====== RECORDS

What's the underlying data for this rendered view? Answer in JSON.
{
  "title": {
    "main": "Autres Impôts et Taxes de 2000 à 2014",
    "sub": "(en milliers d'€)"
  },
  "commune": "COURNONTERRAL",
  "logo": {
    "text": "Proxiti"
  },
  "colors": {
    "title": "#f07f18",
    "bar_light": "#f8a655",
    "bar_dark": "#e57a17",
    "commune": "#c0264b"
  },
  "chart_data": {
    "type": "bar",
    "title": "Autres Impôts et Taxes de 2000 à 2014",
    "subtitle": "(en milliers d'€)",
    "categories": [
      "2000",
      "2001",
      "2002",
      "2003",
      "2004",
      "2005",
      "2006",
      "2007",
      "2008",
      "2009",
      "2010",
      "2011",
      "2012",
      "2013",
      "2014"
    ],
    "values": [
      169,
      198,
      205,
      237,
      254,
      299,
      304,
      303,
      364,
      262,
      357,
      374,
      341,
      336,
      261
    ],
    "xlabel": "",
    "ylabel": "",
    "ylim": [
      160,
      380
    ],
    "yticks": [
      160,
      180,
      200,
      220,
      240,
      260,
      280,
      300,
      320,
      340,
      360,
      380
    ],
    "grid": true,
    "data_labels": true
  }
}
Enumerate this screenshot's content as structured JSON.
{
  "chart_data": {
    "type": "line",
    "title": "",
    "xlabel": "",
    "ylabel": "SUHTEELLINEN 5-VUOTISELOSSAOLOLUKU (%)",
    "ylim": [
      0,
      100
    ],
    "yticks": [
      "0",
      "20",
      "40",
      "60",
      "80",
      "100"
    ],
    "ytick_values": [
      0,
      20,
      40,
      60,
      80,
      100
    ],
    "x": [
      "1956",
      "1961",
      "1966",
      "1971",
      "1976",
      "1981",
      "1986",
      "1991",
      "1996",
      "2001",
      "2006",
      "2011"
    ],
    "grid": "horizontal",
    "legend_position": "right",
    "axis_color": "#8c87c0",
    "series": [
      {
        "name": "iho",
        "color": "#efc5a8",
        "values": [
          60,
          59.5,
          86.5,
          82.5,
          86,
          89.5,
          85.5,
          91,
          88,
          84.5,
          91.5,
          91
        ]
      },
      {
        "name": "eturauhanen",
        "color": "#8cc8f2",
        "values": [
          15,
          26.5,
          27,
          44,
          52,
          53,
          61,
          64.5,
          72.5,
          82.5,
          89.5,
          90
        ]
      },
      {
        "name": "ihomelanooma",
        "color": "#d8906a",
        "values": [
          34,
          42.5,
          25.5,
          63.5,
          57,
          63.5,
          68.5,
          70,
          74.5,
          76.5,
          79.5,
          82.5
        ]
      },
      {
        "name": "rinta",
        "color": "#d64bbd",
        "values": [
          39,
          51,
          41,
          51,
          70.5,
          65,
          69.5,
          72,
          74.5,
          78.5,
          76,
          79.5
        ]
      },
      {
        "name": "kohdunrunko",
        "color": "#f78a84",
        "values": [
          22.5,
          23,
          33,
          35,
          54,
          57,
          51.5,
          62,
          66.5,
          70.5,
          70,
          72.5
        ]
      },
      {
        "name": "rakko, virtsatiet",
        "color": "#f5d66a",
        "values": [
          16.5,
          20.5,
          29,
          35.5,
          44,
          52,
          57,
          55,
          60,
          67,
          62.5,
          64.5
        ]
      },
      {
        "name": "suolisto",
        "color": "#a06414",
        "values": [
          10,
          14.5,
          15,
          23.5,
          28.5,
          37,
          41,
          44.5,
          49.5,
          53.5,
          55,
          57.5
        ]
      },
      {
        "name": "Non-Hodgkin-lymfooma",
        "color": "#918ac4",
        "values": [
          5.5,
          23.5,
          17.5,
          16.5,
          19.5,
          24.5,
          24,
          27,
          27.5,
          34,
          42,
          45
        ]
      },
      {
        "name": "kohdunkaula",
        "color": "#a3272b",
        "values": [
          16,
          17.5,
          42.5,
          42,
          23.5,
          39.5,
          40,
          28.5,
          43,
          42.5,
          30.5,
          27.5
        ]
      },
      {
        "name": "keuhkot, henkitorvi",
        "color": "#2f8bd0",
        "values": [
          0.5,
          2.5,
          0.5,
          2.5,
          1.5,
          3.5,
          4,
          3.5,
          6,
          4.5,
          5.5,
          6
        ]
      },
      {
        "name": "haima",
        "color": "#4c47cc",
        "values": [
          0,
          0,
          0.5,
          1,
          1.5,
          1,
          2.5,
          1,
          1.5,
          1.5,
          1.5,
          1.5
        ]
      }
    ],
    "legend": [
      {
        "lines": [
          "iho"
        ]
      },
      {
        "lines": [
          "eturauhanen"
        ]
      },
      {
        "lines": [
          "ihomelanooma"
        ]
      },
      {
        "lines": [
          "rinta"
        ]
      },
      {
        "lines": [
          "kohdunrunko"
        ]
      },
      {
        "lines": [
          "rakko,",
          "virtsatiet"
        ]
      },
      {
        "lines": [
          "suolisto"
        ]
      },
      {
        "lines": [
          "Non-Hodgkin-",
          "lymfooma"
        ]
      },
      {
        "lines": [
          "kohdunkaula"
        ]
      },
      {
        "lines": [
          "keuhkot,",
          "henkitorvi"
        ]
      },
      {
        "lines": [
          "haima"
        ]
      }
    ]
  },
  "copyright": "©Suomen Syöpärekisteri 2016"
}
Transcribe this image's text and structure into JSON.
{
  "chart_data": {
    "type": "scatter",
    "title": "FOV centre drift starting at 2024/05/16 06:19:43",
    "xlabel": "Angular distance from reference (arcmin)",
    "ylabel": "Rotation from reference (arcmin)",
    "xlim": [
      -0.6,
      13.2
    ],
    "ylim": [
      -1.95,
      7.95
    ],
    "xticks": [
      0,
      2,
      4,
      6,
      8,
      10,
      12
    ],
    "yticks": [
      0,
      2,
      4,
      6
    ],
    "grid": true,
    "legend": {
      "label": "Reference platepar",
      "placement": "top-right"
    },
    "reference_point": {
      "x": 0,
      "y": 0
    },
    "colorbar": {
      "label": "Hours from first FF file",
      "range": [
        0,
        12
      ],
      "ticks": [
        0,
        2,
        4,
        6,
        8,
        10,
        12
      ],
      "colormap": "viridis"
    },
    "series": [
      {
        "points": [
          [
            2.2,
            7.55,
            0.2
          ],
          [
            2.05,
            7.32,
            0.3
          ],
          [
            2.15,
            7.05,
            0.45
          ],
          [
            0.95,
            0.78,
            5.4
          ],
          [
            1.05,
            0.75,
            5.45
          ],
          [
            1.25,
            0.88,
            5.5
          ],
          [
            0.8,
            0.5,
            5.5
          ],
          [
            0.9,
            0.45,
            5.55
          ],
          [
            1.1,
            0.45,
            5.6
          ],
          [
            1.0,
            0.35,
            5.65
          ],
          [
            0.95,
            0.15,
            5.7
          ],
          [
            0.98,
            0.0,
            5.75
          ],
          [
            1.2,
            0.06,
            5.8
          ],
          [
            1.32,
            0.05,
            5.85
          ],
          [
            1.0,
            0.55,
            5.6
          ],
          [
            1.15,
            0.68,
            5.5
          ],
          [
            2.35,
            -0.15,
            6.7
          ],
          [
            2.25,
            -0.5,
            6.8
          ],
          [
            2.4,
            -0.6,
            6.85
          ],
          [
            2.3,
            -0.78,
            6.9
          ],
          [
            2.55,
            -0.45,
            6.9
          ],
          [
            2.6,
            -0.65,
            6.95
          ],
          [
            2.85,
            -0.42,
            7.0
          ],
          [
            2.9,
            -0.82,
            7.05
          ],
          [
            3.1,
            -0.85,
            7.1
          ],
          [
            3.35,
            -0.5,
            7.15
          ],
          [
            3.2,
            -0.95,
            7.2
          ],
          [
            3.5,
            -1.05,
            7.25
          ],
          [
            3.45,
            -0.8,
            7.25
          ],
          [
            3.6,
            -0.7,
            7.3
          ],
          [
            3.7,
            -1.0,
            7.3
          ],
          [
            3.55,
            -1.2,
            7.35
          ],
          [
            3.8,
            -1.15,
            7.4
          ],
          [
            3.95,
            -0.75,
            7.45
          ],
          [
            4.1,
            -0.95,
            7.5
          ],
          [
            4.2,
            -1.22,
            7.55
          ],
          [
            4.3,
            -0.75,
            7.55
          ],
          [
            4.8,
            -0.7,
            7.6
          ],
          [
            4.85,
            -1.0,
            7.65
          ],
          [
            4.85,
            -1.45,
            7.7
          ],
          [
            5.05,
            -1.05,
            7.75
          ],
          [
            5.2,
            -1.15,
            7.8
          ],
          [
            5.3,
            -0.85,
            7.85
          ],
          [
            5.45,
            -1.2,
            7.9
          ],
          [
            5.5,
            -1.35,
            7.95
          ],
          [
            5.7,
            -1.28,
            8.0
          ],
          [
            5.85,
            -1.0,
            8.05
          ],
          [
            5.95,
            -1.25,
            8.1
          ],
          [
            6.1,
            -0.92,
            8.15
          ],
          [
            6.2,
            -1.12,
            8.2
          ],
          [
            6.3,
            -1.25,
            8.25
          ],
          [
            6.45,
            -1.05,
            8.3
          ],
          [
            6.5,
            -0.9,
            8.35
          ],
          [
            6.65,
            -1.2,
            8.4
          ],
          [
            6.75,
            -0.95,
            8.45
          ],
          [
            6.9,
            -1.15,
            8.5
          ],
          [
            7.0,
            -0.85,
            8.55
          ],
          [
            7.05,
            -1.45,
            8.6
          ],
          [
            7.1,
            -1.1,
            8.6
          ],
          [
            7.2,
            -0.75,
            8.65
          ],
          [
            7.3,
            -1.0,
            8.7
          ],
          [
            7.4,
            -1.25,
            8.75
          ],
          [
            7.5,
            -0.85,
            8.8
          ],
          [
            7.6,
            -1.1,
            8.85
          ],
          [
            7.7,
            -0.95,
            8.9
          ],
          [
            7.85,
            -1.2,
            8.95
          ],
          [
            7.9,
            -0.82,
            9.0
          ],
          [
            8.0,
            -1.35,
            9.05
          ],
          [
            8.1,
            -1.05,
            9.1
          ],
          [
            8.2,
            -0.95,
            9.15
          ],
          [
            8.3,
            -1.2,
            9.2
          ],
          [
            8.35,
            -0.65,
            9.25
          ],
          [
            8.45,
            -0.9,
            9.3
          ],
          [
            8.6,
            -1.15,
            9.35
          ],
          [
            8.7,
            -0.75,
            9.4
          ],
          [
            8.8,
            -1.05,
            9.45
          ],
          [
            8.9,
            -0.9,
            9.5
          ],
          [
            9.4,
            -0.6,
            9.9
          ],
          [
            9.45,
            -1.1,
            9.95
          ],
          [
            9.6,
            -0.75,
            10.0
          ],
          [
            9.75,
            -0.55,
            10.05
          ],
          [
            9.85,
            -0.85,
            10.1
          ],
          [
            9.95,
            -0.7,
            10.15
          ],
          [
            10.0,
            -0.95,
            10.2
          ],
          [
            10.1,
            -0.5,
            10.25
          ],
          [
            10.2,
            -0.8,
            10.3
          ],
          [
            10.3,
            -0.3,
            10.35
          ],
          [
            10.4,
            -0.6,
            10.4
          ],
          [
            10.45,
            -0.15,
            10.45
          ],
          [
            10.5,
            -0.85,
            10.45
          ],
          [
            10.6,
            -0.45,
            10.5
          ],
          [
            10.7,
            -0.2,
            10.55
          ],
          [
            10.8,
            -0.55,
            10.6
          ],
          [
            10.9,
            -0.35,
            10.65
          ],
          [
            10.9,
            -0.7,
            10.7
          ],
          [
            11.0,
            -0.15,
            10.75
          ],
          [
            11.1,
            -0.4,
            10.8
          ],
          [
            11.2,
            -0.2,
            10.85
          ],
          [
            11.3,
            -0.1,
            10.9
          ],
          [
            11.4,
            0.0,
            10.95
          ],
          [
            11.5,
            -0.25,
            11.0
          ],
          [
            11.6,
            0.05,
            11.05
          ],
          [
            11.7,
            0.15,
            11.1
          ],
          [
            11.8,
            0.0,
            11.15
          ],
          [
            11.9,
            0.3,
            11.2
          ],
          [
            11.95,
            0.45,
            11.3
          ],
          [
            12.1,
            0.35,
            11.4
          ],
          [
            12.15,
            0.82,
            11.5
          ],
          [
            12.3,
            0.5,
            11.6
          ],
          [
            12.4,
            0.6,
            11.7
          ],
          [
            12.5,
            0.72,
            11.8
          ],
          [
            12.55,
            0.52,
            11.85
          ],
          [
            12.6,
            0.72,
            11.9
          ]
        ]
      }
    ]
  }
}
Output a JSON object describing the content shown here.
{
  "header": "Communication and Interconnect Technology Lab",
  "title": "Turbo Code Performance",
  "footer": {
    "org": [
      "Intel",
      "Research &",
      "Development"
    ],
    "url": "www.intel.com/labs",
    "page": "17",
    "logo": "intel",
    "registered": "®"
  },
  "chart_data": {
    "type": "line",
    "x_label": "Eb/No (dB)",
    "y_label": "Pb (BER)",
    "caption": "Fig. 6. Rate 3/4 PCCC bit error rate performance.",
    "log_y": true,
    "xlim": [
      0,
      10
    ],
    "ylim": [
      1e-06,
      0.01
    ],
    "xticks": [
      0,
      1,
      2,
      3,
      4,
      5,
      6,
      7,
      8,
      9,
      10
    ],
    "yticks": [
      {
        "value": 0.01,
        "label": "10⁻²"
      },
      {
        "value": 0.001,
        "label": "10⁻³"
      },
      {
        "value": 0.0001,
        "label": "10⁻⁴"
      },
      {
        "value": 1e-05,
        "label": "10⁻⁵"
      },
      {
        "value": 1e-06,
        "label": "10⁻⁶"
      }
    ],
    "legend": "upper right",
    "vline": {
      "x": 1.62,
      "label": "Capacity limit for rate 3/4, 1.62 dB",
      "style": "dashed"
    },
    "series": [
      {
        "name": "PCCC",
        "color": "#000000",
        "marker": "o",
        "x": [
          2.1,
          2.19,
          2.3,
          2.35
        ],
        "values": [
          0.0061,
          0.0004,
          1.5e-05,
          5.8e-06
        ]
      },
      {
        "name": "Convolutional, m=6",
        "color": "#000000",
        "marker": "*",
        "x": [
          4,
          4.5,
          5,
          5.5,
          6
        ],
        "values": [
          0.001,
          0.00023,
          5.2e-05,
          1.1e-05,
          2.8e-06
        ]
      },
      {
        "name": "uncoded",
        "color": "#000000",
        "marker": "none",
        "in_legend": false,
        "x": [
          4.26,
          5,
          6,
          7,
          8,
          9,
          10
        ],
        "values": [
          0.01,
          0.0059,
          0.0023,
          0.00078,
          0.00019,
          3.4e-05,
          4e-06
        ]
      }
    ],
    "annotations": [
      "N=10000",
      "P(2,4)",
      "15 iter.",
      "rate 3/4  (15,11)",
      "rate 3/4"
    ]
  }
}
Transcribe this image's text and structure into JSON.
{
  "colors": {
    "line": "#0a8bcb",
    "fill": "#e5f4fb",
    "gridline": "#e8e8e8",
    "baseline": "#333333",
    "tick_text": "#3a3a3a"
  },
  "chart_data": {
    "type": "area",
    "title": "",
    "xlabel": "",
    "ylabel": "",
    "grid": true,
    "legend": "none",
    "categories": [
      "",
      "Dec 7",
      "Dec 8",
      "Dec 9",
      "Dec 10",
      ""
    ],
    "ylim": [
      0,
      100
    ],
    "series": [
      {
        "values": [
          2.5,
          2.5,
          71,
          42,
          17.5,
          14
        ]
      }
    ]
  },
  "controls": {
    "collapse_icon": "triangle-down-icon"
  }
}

============

Examine the data above and state how many of its lines contain the word "content", with no further remarks.

→ CORRECT RESULT
2